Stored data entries
__________________________________________________
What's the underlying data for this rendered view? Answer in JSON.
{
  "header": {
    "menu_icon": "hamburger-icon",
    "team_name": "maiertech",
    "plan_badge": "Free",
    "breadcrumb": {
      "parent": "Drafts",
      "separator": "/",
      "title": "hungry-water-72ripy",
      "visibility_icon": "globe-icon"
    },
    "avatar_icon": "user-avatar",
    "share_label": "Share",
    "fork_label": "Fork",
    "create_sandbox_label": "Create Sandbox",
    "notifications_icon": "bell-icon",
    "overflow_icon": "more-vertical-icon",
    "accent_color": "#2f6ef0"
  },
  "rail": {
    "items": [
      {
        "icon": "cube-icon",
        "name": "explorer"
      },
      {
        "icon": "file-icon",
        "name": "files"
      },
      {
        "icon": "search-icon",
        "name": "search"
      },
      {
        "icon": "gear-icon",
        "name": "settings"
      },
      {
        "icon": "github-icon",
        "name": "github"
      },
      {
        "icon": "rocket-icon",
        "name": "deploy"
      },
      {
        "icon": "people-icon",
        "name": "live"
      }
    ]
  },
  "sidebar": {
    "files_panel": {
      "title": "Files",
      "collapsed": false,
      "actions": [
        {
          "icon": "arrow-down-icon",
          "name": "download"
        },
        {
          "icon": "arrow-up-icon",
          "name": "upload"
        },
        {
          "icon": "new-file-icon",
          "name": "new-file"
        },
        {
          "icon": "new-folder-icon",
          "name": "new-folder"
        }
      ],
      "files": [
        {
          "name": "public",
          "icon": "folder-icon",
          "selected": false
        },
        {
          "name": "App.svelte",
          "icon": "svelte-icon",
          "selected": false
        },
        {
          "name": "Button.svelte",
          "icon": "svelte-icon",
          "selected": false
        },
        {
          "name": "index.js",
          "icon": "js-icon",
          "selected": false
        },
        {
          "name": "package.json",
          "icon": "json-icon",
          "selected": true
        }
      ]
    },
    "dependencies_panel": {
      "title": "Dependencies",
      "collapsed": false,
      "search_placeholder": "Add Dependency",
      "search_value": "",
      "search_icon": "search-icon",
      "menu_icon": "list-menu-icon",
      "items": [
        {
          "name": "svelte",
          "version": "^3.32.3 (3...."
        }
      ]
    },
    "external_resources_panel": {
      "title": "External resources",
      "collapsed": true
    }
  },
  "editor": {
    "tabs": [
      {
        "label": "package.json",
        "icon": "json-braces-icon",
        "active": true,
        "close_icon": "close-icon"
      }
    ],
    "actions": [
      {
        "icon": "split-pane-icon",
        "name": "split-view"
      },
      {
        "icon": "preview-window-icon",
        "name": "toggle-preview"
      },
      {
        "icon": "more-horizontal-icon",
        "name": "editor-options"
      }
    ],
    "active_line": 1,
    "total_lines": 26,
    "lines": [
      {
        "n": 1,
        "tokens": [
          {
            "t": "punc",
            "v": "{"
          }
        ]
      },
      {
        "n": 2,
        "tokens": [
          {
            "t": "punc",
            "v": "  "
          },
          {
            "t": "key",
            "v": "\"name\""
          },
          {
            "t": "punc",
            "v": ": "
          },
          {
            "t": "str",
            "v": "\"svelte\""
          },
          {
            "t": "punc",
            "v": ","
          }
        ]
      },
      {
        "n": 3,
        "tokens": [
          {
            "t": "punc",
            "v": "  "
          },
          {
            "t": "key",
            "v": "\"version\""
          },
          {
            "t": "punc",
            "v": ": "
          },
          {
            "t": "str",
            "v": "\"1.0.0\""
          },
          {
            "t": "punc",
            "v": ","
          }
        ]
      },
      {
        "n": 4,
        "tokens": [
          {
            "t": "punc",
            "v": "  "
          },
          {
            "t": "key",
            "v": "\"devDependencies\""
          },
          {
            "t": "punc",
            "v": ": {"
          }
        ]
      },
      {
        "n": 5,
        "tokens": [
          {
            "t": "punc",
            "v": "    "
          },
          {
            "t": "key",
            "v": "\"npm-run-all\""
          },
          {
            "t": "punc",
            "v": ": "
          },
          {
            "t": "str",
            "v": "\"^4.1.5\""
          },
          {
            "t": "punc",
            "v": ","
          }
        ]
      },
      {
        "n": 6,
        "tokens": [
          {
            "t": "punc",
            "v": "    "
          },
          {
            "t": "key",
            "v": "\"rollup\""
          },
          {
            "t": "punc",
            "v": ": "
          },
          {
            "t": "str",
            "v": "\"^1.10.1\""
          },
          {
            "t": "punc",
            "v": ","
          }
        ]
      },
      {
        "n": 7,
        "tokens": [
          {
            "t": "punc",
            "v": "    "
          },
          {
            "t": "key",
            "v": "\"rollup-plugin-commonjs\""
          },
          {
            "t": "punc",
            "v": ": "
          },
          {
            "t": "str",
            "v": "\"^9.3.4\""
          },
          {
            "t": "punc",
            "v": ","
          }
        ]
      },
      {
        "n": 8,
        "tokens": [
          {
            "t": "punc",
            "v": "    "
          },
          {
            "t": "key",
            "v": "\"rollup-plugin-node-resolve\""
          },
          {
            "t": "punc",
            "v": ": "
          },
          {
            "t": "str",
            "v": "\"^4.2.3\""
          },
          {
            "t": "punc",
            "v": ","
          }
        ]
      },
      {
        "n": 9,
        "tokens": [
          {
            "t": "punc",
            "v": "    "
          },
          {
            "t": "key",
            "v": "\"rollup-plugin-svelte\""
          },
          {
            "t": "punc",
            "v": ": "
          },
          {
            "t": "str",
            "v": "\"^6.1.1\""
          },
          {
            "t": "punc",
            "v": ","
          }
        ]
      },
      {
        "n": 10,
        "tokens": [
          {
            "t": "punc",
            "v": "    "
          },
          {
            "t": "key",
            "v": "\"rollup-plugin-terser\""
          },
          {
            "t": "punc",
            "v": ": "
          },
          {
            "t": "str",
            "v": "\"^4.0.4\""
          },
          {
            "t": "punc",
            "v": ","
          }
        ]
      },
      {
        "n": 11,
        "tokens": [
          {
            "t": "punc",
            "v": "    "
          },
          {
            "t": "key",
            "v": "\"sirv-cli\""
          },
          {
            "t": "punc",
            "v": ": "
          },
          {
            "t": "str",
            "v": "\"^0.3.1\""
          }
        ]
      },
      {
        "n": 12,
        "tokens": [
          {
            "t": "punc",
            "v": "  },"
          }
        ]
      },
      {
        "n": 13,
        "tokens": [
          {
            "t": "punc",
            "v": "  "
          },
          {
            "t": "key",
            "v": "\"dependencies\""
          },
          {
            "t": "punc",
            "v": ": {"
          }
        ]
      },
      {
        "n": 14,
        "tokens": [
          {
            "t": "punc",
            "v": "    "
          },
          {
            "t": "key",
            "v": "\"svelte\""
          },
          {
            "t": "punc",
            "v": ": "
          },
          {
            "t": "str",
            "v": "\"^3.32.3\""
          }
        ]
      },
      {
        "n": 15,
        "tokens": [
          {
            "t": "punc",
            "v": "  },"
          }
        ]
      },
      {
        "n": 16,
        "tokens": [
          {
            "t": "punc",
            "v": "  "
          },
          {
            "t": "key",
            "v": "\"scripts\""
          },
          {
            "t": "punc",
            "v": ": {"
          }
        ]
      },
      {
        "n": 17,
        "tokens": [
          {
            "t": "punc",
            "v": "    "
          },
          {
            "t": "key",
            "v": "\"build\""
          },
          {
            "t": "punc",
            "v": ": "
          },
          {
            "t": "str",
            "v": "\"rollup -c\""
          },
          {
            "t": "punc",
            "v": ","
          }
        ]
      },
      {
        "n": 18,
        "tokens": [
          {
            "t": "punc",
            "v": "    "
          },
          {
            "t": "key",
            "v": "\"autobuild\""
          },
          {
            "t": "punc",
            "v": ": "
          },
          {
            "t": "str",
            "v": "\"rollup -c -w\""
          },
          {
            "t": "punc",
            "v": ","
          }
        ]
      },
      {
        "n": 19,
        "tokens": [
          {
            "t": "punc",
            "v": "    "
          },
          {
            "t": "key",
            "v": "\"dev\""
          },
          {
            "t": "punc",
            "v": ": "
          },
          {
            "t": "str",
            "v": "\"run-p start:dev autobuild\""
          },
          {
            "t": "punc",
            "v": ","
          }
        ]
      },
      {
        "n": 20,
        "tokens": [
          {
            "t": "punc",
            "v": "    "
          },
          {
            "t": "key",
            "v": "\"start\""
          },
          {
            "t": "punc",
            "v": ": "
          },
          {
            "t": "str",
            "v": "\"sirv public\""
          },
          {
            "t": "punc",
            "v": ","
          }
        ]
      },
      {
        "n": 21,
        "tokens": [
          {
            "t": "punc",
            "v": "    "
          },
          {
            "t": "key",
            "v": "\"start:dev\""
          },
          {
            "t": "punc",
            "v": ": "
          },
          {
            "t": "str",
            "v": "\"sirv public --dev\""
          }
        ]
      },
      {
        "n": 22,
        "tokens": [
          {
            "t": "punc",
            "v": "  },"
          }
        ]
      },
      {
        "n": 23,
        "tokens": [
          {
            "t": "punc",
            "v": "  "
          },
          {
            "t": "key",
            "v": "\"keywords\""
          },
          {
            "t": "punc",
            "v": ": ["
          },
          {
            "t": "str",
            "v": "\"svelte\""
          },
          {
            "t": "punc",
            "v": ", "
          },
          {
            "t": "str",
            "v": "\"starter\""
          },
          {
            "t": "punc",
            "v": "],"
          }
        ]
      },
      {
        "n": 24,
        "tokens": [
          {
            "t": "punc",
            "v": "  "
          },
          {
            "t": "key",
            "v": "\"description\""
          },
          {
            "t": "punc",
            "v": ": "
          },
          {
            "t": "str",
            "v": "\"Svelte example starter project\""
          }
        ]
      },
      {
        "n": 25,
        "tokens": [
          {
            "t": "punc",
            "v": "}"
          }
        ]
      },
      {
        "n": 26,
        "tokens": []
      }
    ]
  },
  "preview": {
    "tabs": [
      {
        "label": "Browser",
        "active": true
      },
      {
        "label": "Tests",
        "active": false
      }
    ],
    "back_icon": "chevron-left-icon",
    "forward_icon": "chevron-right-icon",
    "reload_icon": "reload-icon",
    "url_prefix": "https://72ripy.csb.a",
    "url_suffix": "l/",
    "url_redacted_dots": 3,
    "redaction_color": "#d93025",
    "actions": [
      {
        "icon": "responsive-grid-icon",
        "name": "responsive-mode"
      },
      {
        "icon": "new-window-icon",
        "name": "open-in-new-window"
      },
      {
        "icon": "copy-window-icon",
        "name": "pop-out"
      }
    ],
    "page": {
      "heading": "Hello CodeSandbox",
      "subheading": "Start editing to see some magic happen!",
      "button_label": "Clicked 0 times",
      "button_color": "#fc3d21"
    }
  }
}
__________________________________________________
→ Directions for this task: Copy out each line of the data containing the string "split".

→ Complete output:
        "icon": "split-pane-icon",
        "name": "split-view"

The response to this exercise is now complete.